# [Required work]
Go through the records and show each line where the word "image" occurs.

------------

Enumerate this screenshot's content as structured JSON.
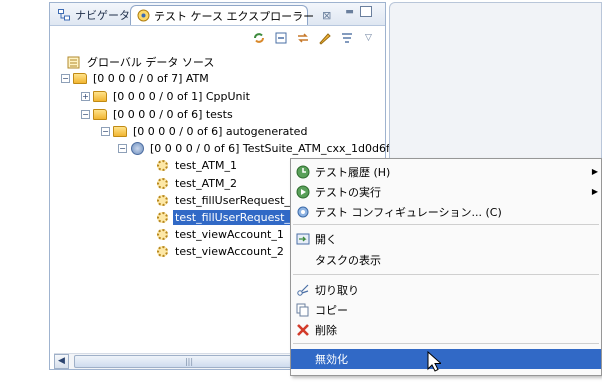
{
  "tabs": {
    "navigator": {
      "label": "ナビゲーター"
    },
    "explorer": {
      "label": "テスト ケース エクスプローラー",
      "close": "⊠"
    }
  },
  "tree": {
    "global_source": "グローバル データ ソース",
    "atm": "[0 0 0 0 / 0 of 7] ATM",
    "cppunit": "[0 0 0 0 / 0 of 1] CppUnit",
    "tests": "[0 0 0 0 / 0 of 6] tests",
    "autogenerated": "[0 0 0 0 / 0 of 6] autogenerated",
    "suite": "[0 0 0 0 / 0 of 6] TestSuite_ATM_cxx_1d0d6f",
    "cases": [
      "test_ATM_1",
      "test_ATM_2",
      "test_fillUserRequest_1",
      "test_fillUserRequest_2",
      "test_viewAccount_1",
      "test_viewAccount_2"
    ]
  },
  "scrollbar": {
    "left_arrow": "◀",
    "thumb_grip": "|||"
  },
  "menu": {
    "history": "テスト履歴 (H)",
    "run": "テストの実行",
    "configure": "テスト コンフィギュレーション... (C)",
    "open": "開く",
    "show_tasks": "タスクの表示",
    "cut": "切り取り",
    "copy": "コピー",
    "delete": "削除",
    "disable": "無効化"
  },
  "colors": {
    "selection": "#3169c6",
    "border": "#9fb3cf"
  }
}
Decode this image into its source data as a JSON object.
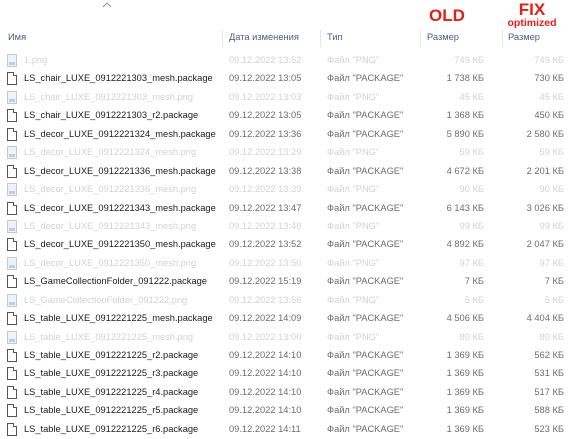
{
  "annotations": {
    "old": "OLD",
    "fix": "FIX",
    "fix_sub": "optimized",
    "color": "#e0201a"
  },
  "columns": {
    "name": "Имя",
    "date": "Дата изменения",
    "type": "Тип",
    "size_old": "Размер",
    "size_fix": "Размер"
  },
  "icons": {
    "sort": "chevron-up-icon",
    "package": "file-icon",
    "png": "image-file-icon"
  },
  "files": [
    {
      "name": "1.png",
      "date": "09.12.2022 13:52",
      "type": "Файл \"PNG\"",
      "size_old": "749 КБ",
      "size_fix": "749 КБ",
      "kind": "png"
    },
    {
      "name": "LS_chair_LUXE_0912221303_mesh.package",
      "date": "09.12.2022 13:05",
      "type": "Файл \"PACKAGE\"",
      "size_old": "1 738 КБ",
      "size_fix": "730 КБ",
      "kind": "package"
    },
    {
      "name": "LS_chair_LUXE_0912221303_mesh.png",
      "date": "09.12.2022 13:03",
      "type": "Файл \"PNG\"",
      "size_old": "45 КБ",
      "size_fix": "45 КБ",
      "kind": "png"
    },
    {
      "name": "LS_chair_LUXE_0912221303_r2.package",
      "date": "09.12.2022 13:05",
      "type": "Файл \"PACKAGE\"",
      "size_old": "1 368 КБ",
      "size_fix": "450 КБ",
      "kind": "package"
    },
    {
      "name": "LS_decor_LUXE_0912221324_mesh.package",
      "date": "09.12.2022 13:36",
      "type": "Файл \"PACKAGE\"",
      "size_old": "5 890 КБ",
      "size_fix": "2 580 КБ",
      "kind": "package"
    },
    {
      "name": "LS_decor_LUXE_0912221324_mesh.png",
      "date": "09.12.2022 13:29",
      "type": "Файл \"PNG\"",
      "size_old": "59 КБ",
      "size_fix": "59 КБ",
      "kind": "png"
    },
    {
      "name": "LS_decor_LUXE_0912221336_mesh.package",
      "date": "09.12.2022 13:38",
      "type": "Файл \"PACKAGE\"",
      "size_old": "4 672 КБ",
      "size_fix": "2 201 КБ",
      "kind": "package"
    },
    {
      "name": "LS_decor_LUXE_0912221336_mesh.png",
      "date": "09.12.2022 13:39",
      "type": "Файл \"PNG\"",
      "size_old": "90 КБ",
      "size_fix": "90 КБ",
      "kind": "png"
    },
    {
      "name": "LS_decor_LUXE_0912221343_mesh.package",
      "date": "09.12.2022 13:47",
      "type": "Файл \"PACKAGE\"",
      "size_old": "6 143 КБ",
      "size_fix": "3 026 КБ",
      "kind": "package"
    },
    {
      "name": "LS_decor_LUXE_0912221343_mesh.png",
      "date": "09.12.2022 13:48",
      "type": "Файл \"PNG\"",
      "size_old": "99 КБ",
      "size_fix": "99 КБ",
      "kind": "png"
    },
    {
      "name": "LS_decor_LUXE_0912221350_mesh.package",
      "date": "09.12.2022 13:52",
      "type": "Файл \"PACKAGE\"",
      "size_old": "4 892 КБ",
      "size_fix": "2 047 КБ",
      "kind": "package"
    },
    {
      "name": "LS_decor_LUXE_0912221350_mesh.png",
      "date": "09.12.2022 13:50",
      "type": "Файл \"PNG\"",
      "size_old": "97 КБ",
      "size_fix": "97 КБ",
      "kind": "png"
    },
    {
      "name": "LS_GameCollectionFolder_091222.package",
      "date": "09.12.2022 15:19",
      "type": "Файл \"PACKAGE\"",
      "size_old": "7 КБ",
      "size_fix": "7 КБ",
      "kind": "package"
    },
    {
      "name": "LS_GameCollectionFolder_091222.png",
      "date": "09.12.2022 13:56",
      "type": "Файл \"PNG\"",
      "size_old": "5 КБ",
      "size_fix": "5 КБ",
      "kind": "png"
    },
    {
      "name": "LS_table_LUXE_0912221225_mesh.package",
      "date": "09.12.2022 14:09",
      "type": "Файл \"PACKAGE\"",
      "size_old": "4 506 КБ",
      "size_fix": "4 404 КБ",
      "kind": "package"
    },
    {
      "name": "LS_table_LUXE_0912221225_mesh.png",
      "date": "09.12.2022 13:00",
      "type": "Файл \"PNG\"",
      "size_old": "80 КБ",
      "size_fix": "80 КБ",
      "kind": "png"
    },
    {
      "name": "LS_table_LUXE_0912221225_r2.package",
      "date": "09.12.2022 14:10",
      "type": "Файл \"PACKAGE\"",
      "size_old": "1 369 КБ",
      "size_fix": "562 КБ",
      "kind": "package"
    },
    {
      "name": "LS_table_LUXE_0912221225_r3.package",
      "date": "09.12.2022 14:10",
      "type": "Файл \"PACKAGE\"",
      "size_old": "1 369 КБ",
      "size_fix": "531 КБ",
      "kind": "package"
    },
    {
      "name": "LS_table_LUXE_0912221225_r4.package",
      "date": "09.12.2022 14:10",
      "type": "Файл \"PACKAGE\"",
      "size_old": "1 369 КБ",
      "size_fix": "517 КБ",
      "kind": "package"
    },
    {
      "name": "LS_table_LUXE_0912221225_r5.package",
      "date": "09.12.2022 14:10",
      "type": "Файл \"PACKAGE\"",
      "size_old": "1 369 КБ",
      "size_fix": "588 КБ",
      "kind": "package"
    },
    {
      "name": "LS_table_LUXE_0912221225_r6.package",
      "date": "09.12.2022 14:11",
      "type": "Файл \"PACKAGE\"",
      "size_old": "1 369 КБ",
      "size_fix": "523 КБ",
      "kind": "package"
    }
  ]
}
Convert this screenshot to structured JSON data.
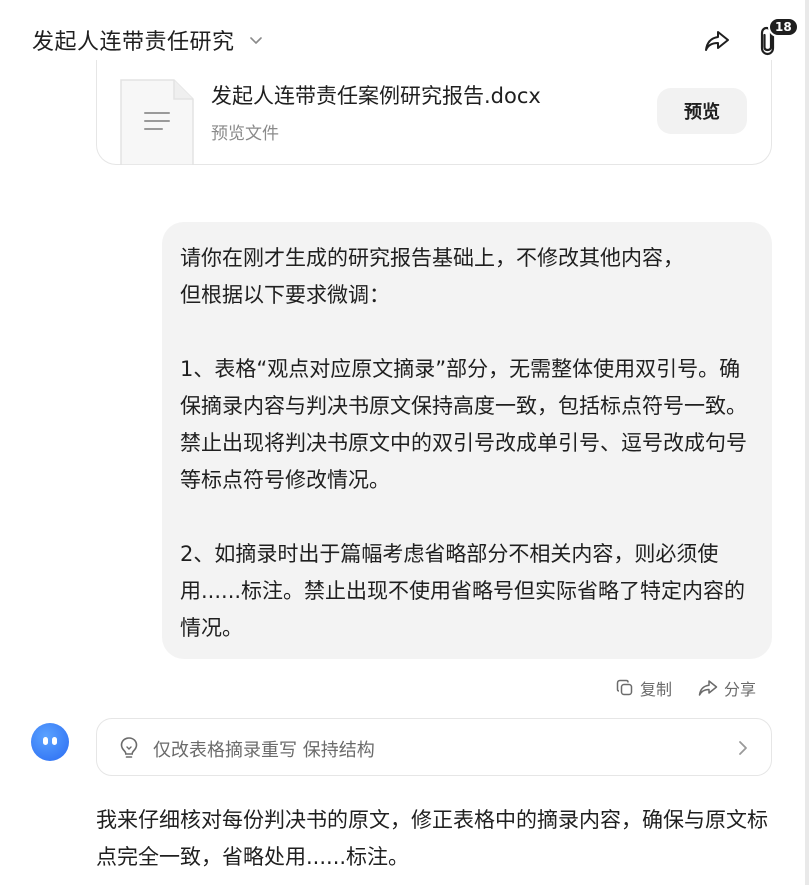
{
  "header": {
    "title": "发起人连带责任研究",
    "attachment_count": "18",
    "share_icon": "share-icon",
    "attach_icon": "paperclip-icon"
  },
  "file_card": {
    "file_name": "发起人连带责任案例研究报告.docx",
    "subtitle": "预览文件",
    "preview_label": "预览",
    "icon": "document-icon"
  },
  "user_message": {
    "lines": [
      "请你在刚才生成的研究报告基础上，不修改其他内容，",
      "但根据以下要求微调：",
      "",
      "1、表格“观点对应原文摘录”部分，无需整体使用双引号。确保摘录内容与判决书原文保持高度一致，包括标点符号一致。禁止出现将判决书原文中的双引号改成单引号、逗号改成句号等标点符号修改情况。",
      "",
      "2、如摘录时出于篇幅考虑省略部分不相关内容，则必须使用......标注。禁止出现不使用省略号但实际省略了特定内容的情况。"
    ]
  },
  "message_actions": {
    "copy_label": "复制",
    "share_label": "分享"
  },
  "suggestion": {
    "text": "仅改表格摘录重写 保持结构"
  },
  "assistant_reply": {
    "text": "我来仔细核对每份判决书的原文，修正表格中的摘录内容，确保与原文标点完全一致，省略处用......标注。"
  },
  "colors": {
    "accent": "#2a6bf2",
    "bubble": "#f3f3f3",
    "muted": "#6b6b6b"
  }
}
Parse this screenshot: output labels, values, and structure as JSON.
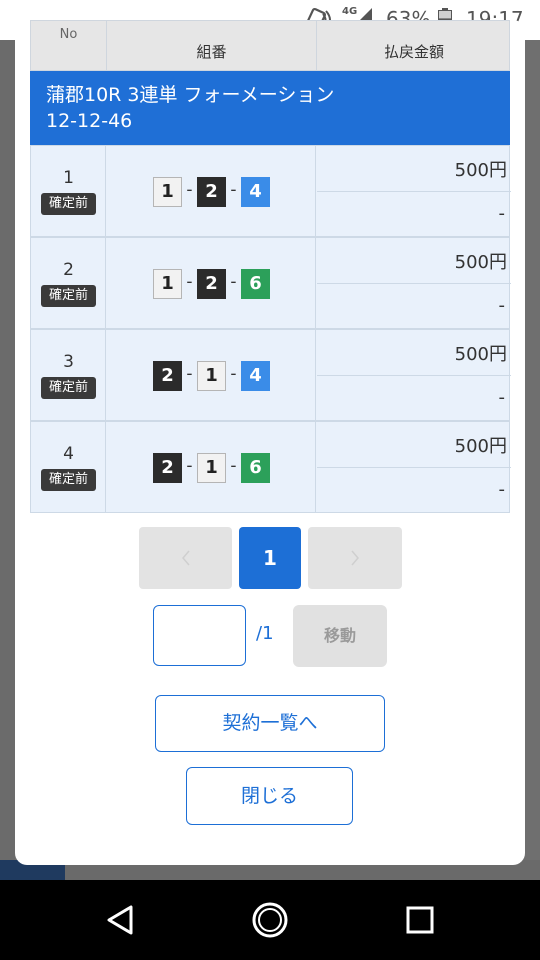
{
  "status_bar": {
    "network": "4G",
    "battery_percent": "63%",
    "battery_level": 0.63,
    "time": "19:17"
  },
  "table": {
    "headers": {
      "no": "No",
      "combination": "組番",
      "payout": "払戻金額"
    },
    "banner": {
      "line1": "蒲郡10R 3連単 フォーメーション",
      "line2": "12-12-46"
    },
    "rows": [
      {
        "no": "1",
        "status": "確定前",
        "boats": [
          {
            "num": "1",
            "style": "white"
          },
          {
            "num": "2",
            "style": "black"
          },
          {
            "num": "4",
            "style": "blue"
          }
        ],
        "amount": "500円",
        "payout": "-"
      },
      {
        "no": "2",
        "status": "確定前",
        "boats": [
          {
            "num": "1",
            "style": "white"
          },
          {
            "num": "2",
            "style": "black"
          },
          {
            "num": "6",
            "style": "green"
          }
        ],
        "amount": "500円",
        "payout": "-"
      },
      {
        "no": "3",
        "status": "確定前",
        "boats": [
          {
            "num": "2",
            "style": "black"
          },
          {
            "num": "1",
            "style": "white"
          },
          {
            "num": "4",
            "style": "blue"
          }
        ],
        "amount": "500円",
        "payout": "-"
      },
      {
        "no": "4",
        "status": "確定前",
        "boats": [
          {
            "num": "2",
            "style": "black"
          },
          {
            "num": "1",
            "style": "white"
          },
          {
            "num": "6",
            "style": "green"
          }
        ],
        "amount": "500円",
        "payout": "-"
      }
    ],
    "separator": "-"
  },
  "pagination": {
    "current_page": "1",
    "total": "/1",
    "jump_value": "",
    "jump_button": "移動"
  },
  "buttons": {
    "contract_list": "契約一覧へ",
    "close": "閉じる"
  },
  "colors": {
    "accent": "#1d6fd6",
    "boat_white": "#f2f2f2",
    "boat_black": "#2b2b2b",
    "boat_blue": "#3a8ce8",
    "boat_green": "#2ca05a"
  }
}
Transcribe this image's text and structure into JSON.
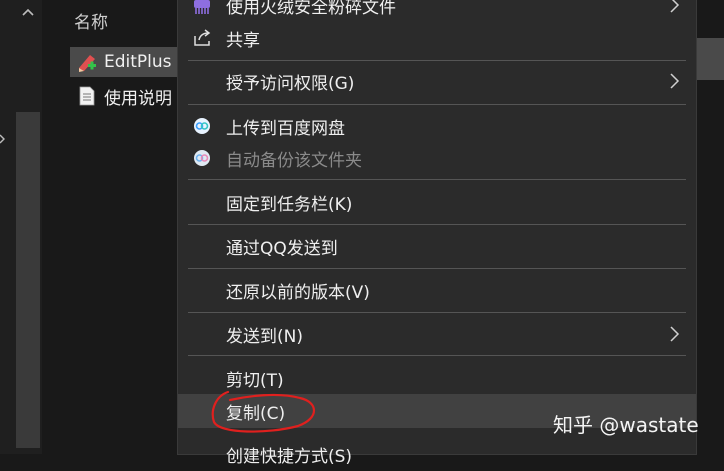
{
  "explorer": {
    "column_header": "名称",
    "files": [
      {
        "name": "EditPlus",
        "icon": "editplus-icon"
      },
      {
        "name": "使用说明",
        "icon": "text-file-icon"
      }
    ]
  },
  "menu": {
    "items": {
      "shred": "使用火绒安全粉碎文件",
      "share": "共享",
      "grant_access": "授予访问权限(G)",
      "upload_baidu": "上传到百度网盘",
      "auto_backup": "自动备份该文件夹",
      "pin_taskbar": "固定到任务栏(K)",
      "send_qq": "通过QQ发送到",
      "restore": "还原以前的版本(V)",
      "send_to": "发送到(N)",
      "cut": "剪切(T)",
      "copy": "复制(C)",
      "create_shortcut": "创建快捷方式(S)"
    }
  },
  "watermark": "知乎 @wastate",
  "colors": {
    "menu_bg": "#2b2b2b",
    "hover_bg": "#414141",
    "annotation_red": "#e0201e"
  }
}
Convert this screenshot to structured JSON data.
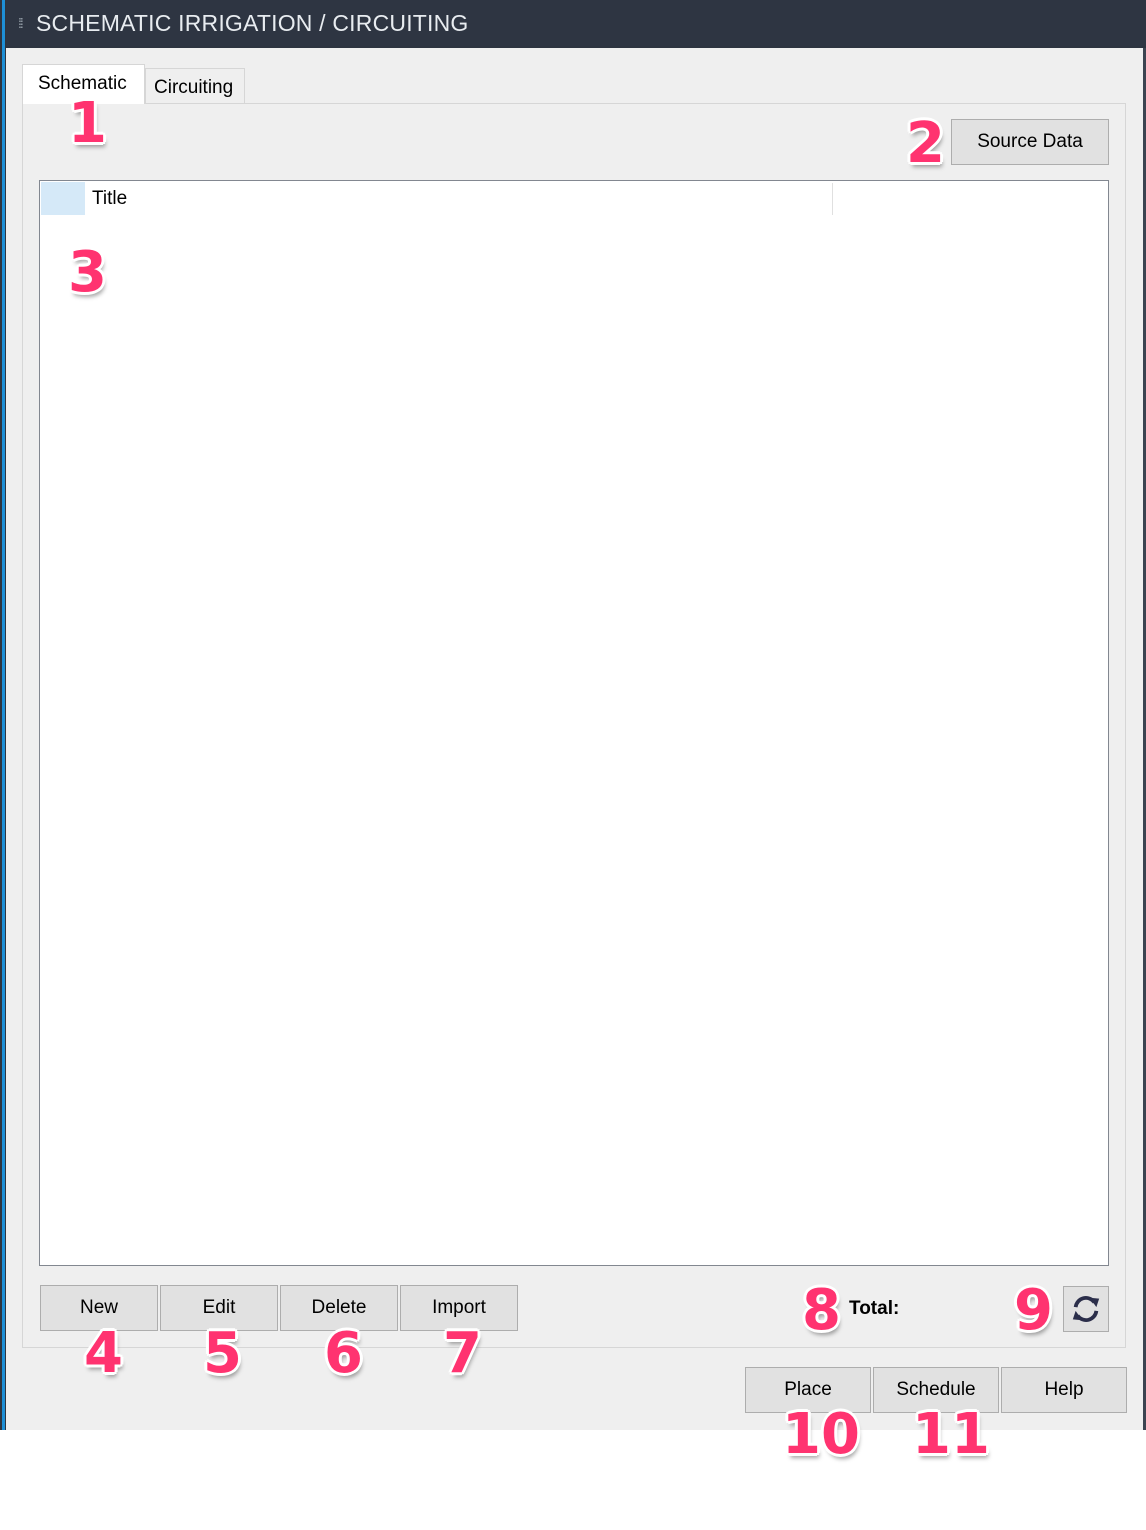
{
  "window": {
    "title": "SCHEMATIC IRRIGATION / CIRCUITING",
    "grip_icon": "drag-grip-icon"
  },
  "tabs": [
    {
      "label": "Schematic",
      "active": true
    },
    {
      "label": "Circuiting",
      "active": false
    }
  ],
  "schematic": {
    "source_data_label": "Source Data",
    "grid": {
      "columns": [
        "Title"
      ],
      "rows": []
    },
    "actions": {
      "new": "New",
      "edit": "Edit",
      "delete": "Delete",
      "import": "Import"
    },
    "total_label": "Total:",
    "total_value": "",
    "refresh_icon": "refresh-icon"
  },
  "footer": {
    "place": "Place",
    "schedule": "Schedule",
    "help": "Help"
  },
  "annotations": [
    "1",
    "2",
    "3",
    "4",
    "5",
    "6",
    "7",
    "8",
    "9",
    "10",
    "11"
  ],
  "colors": {
    "titlebar": "#2e3542",
    "accent_edge": "#1e8fd6",
    "badge": "#ff3370",
    "row_header": "#d5e9f8",
    "refresh_icon": "#2b2e4a"
  }
}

------------

# [Written response]
Decode this image into its source data as a JSON object.
    "png": "image-file-icon"
Transcribe this image's text and structure into JSON.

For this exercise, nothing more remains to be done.